• **Direction**: Go through the material below and count the lines with the string "text"; the number is the whole answer.

Source records
........

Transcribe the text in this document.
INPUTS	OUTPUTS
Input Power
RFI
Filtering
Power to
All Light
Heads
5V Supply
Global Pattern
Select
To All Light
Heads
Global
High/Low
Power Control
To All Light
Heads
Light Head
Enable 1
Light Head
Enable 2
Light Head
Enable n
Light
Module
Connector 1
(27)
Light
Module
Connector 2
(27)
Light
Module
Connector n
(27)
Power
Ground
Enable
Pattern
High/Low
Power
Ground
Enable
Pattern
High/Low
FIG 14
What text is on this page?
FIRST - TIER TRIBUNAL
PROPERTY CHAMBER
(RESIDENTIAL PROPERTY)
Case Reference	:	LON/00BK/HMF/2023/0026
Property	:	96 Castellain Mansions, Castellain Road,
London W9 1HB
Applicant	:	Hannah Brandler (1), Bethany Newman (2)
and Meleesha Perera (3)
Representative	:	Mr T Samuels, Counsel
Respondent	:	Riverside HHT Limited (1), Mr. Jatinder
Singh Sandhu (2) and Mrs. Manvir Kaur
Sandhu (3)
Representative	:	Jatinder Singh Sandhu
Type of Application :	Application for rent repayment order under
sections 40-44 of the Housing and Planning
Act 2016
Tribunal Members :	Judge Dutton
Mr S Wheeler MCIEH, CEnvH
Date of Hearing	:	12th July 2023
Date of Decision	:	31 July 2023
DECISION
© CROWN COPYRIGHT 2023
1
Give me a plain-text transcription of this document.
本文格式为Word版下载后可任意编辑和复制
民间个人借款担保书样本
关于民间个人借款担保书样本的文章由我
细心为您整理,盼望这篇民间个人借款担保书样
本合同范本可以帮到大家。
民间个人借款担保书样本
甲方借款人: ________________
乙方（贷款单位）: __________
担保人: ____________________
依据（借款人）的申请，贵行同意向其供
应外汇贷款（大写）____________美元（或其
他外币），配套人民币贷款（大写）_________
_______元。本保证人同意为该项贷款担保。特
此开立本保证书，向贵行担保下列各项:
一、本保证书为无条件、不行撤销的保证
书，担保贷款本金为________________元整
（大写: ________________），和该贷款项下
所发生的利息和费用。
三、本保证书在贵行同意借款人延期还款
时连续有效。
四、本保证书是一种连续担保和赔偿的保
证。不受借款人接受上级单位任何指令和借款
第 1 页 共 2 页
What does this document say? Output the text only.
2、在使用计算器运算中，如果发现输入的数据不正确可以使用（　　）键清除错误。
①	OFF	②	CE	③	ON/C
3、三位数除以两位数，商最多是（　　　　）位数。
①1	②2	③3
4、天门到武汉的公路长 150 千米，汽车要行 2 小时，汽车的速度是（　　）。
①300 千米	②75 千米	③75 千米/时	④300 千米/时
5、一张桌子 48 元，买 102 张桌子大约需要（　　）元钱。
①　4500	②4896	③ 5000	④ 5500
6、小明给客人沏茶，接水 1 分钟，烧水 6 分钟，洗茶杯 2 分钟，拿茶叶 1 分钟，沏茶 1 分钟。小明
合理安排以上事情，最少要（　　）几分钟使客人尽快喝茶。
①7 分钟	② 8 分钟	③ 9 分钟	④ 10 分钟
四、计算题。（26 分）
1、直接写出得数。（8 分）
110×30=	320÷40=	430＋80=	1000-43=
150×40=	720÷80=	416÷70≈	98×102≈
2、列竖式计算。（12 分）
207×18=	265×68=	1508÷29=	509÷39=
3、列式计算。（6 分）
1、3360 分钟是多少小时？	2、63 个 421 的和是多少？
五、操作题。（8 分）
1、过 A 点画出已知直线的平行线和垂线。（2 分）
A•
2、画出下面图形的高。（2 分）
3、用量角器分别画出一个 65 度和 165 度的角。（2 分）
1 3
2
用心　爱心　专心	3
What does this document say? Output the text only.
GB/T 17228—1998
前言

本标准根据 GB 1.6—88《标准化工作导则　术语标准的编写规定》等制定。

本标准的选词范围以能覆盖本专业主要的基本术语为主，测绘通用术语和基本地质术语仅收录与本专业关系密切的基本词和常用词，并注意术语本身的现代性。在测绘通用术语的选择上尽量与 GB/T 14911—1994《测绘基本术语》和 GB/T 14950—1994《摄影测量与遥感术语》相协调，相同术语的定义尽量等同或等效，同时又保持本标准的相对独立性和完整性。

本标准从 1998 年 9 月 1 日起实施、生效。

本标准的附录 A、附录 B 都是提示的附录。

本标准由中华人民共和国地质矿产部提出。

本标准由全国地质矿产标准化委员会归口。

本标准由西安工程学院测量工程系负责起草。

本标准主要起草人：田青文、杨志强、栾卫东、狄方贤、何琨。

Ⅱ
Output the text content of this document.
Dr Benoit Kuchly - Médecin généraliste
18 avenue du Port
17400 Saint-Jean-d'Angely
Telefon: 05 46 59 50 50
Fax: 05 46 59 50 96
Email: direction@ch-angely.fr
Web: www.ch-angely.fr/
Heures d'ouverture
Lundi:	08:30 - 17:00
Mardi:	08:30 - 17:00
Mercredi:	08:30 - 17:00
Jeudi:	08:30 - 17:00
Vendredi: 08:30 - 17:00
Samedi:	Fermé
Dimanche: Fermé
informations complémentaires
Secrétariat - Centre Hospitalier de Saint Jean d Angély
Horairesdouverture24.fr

........

• **Solved problem**: 6